## PROVIDED MATERIAL
------------------------------
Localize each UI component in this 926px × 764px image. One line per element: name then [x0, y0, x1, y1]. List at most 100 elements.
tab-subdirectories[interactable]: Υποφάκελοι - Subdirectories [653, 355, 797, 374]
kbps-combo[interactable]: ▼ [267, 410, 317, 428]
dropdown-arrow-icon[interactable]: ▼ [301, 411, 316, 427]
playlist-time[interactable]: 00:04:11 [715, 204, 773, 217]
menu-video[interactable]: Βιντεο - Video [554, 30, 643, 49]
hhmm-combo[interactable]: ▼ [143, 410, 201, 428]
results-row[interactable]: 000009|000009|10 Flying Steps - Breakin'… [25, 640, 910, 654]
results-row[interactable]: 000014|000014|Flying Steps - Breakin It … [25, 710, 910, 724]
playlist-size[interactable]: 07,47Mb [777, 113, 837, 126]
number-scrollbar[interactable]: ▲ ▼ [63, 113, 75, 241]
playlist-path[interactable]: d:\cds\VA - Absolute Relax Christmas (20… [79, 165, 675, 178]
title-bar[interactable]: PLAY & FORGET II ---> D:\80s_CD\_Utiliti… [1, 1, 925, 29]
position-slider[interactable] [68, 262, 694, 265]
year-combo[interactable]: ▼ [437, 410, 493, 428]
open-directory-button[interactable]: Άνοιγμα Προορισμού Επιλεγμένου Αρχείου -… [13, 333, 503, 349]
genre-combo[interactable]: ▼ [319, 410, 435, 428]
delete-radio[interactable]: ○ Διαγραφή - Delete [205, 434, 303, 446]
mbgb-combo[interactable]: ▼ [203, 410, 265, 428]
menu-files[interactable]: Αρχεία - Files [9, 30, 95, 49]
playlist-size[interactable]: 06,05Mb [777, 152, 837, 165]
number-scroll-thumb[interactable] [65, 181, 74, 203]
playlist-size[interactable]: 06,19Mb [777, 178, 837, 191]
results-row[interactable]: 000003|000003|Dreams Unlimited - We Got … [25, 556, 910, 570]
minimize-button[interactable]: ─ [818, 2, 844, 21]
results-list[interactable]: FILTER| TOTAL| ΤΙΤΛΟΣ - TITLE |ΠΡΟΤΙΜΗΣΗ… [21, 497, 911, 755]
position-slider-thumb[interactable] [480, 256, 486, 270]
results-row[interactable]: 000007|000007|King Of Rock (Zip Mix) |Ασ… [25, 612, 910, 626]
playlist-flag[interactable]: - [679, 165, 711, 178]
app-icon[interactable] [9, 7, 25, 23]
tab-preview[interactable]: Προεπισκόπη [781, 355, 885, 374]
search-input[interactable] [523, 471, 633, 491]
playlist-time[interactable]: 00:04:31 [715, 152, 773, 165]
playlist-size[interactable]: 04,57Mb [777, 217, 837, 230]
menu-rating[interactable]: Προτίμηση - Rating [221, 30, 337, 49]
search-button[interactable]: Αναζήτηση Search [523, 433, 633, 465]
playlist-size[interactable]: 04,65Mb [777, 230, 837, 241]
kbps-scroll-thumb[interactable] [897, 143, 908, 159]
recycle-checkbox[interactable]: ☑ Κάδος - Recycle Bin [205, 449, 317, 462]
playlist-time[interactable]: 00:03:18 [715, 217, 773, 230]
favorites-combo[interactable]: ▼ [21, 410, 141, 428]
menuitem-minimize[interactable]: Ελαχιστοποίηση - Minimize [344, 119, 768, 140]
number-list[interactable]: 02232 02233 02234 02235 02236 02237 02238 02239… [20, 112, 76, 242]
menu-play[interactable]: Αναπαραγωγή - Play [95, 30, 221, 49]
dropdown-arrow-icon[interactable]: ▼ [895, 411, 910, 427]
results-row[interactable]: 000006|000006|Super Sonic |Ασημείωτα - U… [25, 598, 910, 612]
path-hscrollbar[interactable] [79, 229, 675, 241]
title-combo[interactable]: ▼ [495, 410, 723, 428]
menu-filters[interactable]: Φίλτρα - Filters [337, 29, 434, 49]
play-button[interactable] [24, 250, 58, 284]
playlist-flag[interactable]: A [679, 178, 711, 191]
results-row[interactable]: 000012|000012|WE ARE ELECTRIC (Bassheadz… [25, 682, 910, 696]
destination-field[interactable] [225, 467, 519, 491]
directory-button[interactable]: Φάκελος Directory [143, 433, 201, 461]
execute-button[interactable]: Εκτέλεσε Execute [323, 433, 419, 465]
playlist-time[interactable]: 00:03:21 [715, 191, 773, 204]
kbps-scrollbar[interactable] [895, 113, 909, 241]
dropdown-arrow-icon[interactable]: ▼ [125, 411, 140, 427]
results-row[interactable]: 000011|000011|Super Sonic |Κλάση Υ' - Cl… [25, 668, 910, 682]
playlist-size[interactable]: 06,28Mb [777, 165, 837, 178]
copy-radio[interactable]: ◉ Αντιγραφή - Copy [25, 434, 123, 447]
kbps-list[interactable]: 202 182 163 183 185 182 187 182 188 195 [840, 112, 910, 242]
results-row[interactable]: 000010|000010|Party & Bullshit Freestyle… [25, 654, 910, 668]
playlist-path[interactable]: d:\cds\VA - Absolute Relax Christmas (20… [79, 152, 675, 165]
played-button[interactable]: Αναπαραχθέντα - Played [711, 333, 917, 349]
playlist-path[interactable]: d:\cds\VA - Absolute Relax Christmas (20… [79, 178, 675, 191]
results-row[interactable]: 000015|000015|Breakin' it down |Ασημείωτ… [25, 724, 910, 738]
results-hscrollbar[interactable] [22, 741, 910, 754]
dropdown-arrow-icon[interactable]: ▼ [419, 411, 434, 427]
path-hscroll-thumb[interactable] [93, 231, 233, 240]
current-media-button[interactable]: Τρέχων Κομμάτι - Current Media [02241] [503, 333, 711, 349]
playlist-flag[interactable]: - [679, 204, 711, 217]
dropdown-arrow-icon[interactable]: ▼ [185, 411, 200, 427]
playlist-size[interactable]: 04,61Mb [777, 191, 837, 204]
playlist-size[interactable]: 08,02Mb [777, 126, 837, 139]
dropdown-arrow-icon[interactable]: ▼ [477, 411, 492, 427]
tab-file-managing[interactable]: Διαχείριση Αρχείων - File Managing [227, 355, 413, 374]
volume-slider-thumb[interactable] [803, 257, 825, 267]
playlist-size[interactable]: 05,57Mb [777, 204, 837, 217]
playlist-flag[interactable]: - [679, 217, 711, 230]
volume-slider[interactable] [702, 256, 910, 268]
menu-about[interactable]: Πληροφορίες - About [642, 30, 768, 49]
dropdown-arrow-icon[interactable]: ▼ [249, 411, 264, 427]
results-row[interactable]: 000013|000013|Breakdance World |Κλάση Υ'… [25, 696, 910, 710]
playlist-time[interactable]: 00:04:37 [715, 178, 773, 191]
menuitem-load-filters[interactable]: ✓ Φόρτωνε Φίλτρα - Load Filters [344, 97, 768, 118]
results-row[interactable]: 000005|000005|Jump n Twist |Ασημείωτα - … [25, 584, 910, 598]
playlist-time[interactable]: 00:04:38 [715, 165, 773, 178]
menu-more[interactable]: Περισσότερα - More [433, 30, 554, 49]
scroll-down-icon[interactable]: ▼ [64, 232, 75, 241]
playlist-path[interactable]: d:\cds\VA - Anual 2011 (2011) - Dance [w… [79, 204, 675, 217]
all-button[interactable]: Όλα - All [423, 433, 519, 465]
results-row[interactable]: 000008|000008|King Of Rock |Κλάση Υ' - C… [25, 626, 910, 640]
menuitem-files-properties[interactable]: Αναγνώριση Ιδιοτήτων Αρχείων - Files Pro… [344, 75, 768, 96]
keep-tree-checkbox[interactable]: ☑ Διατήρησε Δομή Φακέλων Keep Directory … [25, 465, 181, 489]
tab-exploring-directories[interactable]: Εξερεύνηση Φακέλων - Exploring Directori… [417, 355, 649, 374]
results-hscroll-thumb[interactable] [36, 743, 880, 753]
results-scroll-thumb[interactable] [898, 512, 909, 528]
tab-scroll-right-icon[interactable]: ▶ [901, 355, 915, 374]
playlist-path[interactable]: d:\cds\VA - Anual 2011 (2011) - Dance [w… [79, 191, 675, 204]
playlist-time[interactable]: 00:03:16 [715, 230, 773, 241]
------------------------------
## WHAT IS ASKED
Quote the items above word for word, from the first line through the line containing "results-row[interactable]: 000009|000009|10 Flying", including that line.

## REPLY
Localize each UI component in this 926px × 764px image. One line per element: name then [x0, y0, x1, y1]. List at most 100 elements.
tab-subdirectories[interactable]: Υποφάκελοι - Subdirectories [653, 355, 797, 374]
kbps-combo[interactable]: ▼ [267, 410, 317, 428]
dropdown-arrow-icon[interactable]: ▼ [301, 411, 316, 427]
playlist-time[interactable]: 00:04:11 [715, 204, 773, 217]
menu-video[interactable]: Βιντεο - Video [554, 30, 643, 49]
hhmm-combo[interactable]: ▼ [143, 410, 201, 428]
results-row[interactable]: 000009|000009|10 Flying Steps - Breakin'… [25, 640, 910, 654]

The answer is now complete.